Look through the lines and report how many include the word "JSON", giving nothing but the number.

--- START OF Input for this task ---

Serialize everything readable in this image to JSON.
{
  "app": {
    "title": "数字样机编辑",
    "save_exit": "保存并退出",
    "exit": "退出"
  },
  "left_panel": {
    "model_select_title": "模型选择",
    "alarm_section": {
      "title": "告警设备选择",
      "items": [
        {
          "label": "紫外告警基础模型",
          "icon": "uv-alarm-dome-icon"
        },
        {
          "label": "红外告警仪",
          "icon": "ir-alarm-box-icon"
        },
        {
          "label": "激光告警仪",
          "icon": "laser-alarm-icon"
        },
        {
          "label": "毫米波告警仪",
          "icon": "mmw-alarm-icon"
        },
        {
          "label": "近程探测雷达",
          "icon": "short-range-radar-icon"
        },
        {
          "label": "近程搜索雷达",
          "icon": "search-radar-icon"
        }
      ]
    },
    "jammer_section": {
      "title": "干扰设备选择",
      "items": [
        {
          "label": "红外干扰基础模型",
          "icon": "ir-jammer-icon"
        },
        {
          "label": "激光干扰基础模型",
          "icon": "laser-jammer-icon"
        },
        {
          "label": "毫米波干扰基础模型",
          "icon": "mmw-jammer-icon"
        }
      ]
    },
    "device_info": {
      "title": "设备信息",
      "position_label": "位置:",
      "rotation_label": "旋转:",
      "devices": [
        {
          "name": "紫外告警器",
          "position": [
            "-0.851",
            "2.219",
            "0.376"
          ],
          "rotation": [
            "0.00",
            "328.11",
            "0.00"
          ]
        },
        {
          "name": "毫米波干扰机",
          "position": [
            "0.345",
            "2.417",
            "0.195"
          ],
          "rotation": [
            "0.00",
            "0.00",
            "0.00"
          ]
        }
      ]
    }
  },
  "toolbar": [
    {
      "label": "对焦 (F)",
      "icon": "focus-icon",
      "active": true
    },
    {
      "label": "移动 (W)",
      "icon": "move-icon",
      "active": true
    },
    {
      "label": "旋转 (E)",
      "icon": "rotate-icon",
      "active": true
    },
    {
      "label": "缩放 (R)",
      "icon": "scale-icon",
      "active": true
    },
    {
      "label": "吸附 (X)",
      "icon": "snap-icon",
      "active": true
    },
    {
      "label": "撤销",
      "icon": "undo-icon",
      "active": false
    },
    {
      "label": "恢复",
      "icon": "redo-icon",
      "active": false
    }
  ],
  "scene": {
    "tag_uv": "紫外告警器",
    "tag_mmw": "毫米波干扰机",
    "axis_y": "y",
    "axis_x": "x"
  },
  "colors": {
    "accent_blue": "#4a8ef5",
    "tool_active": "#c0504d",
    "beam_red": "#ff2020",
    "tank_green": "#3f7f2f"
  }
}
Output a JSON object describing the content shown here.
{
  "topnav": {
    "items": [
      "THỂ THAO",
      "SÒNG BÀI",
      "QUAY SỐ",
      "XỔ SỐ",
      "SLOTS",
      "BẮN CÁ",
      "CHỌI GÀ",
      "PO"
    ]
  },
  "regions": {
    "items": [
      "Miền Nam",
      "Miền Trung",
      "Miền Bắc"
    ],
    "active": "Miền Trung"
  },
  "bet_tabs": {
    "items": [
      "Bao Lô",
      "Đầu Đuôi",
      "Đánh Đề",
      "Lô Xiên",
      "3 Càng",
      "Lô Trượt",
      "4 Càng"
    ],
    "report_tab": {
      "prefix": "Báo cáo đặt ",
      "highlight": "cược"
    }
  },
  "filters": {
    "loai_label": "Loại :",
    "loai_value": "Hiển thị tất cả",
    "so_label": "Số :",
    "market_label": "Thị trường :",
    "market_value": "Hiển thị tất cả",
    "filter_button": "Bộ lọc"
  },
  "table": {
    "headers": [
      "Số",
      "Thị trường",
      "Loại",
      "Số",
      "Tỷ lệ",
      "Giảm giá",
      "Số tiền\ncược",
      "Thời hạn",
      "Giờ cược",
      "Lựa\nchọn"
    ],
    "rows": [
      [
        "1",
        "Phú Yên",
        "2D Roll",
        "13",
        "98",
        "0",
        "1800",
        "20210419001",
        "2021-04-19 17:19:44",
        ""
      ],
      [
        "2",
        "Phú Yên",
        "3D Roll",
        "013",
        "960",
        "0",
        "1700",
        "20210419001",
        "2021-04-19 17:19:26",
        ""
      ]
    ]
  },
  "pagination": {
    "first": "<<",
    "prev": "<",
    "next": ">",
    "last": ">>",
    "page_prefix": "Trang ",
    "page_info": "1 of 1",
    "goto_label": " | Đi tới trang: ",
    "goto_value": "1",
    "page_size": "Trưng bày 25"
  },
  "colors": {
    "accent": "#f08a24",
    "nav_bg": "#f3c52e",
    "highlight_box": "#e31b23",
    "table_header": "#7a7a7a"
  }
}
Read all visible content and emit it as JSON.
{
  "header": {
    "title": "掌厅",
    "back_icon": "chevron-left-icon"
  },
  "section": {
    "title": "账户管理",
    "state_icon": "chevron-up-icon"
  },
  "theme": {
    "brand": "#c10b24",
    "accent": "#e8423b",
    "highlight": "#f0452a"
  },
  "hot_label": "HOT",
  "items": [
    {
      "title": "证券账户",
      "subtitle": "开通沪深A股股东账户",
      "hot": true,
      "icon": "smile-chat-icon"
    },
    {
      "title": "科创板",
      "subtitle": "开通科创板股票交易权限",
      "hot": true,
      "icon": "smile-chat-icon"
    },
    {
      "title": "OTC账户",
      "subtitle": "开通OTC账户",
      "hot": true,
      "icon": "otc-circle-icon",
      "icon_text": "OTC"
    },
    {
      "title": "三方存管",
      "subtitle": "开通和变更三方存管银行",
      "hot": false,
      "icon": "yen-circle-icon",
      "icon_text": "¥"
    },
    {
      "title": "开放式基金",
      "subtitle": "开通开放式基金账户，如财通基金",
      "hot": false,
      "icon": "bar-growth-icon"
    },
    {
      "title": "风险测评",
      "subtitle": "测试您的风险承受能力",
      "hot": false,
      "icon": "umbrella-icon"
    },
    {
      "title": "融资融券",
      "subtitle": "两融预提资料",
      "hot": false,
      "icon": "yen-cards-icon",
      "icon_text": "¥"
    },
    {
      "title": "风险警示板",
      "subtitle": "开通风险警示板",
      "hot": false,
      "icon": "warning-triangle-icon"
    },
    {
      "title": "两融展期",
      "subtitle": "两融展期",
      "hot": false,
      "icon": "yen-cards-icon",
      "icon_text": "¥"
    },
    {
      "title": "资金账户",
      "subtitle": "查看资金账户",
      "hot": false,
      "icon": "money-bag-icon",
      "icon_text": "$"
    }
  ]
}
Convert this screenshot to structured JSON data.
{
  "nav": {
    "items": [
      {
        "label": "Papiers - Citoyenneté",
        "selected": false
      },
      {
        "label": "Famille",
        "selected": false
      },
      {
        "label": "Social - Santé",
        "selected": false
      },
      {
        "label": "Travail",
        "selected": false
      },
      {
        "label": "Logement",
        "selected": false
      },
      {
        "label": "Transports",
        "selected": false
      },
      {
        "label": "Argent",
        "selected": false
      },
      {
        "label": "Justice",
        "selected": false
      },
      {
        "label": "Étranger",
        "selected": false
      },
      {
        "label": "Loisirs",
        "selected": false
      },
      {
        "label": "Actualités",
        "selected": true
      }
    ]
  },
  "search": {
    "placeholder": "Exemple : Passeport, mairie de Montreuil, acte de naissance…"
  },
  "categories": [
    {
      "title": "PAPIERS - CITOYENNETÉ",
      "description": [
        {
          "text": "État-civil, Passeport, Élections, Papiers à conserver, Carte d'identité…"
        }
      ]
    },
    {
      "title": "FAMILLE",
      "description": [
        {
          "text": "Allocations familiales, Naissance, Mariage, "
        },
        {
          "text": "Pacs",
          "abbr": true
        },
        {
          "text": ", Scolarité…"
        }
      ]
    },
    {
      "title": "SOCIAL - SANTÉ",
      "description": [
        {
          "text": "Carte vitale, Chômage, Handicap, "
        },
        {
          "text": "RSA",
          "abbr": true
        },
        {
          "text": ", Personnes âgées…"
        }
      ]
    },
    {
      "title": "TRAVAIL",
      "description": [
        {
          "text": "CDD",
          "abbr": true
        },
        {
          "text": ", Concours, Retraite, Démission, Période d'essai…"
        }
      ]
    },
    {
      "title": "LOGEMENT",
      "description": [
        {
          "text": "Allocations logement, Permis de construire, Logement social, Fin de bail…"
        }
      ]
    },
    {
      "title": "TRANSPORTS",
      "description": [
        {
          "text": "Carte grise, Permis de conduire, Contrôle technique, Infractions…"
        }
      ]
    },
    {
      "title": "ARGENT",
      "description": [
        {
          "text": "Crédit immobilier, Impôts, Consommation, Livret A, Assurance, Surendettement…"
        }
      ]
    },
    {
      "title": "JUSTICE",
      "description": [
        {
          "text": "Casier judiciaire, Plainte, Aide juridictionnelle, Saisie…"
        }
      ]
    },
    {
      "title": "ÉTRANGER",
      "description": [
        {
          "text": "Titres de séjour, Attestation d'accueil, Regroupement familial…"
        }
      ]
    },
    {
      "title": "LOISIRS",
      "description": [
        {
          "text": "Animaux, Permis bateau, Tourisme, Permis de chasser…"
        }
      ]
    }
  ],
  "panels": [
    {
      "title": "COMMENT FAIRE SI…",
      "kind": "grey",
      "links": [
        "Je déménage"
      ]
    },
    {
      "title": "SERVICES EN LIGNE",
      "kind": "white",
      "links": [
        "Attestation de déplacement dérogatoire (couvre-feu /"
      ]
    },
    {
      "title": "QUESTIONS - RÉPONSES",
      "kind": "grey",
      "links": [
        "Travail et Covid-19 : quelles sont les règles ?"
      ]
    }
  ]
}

--- END OF Input for this task ---

| Answer |
4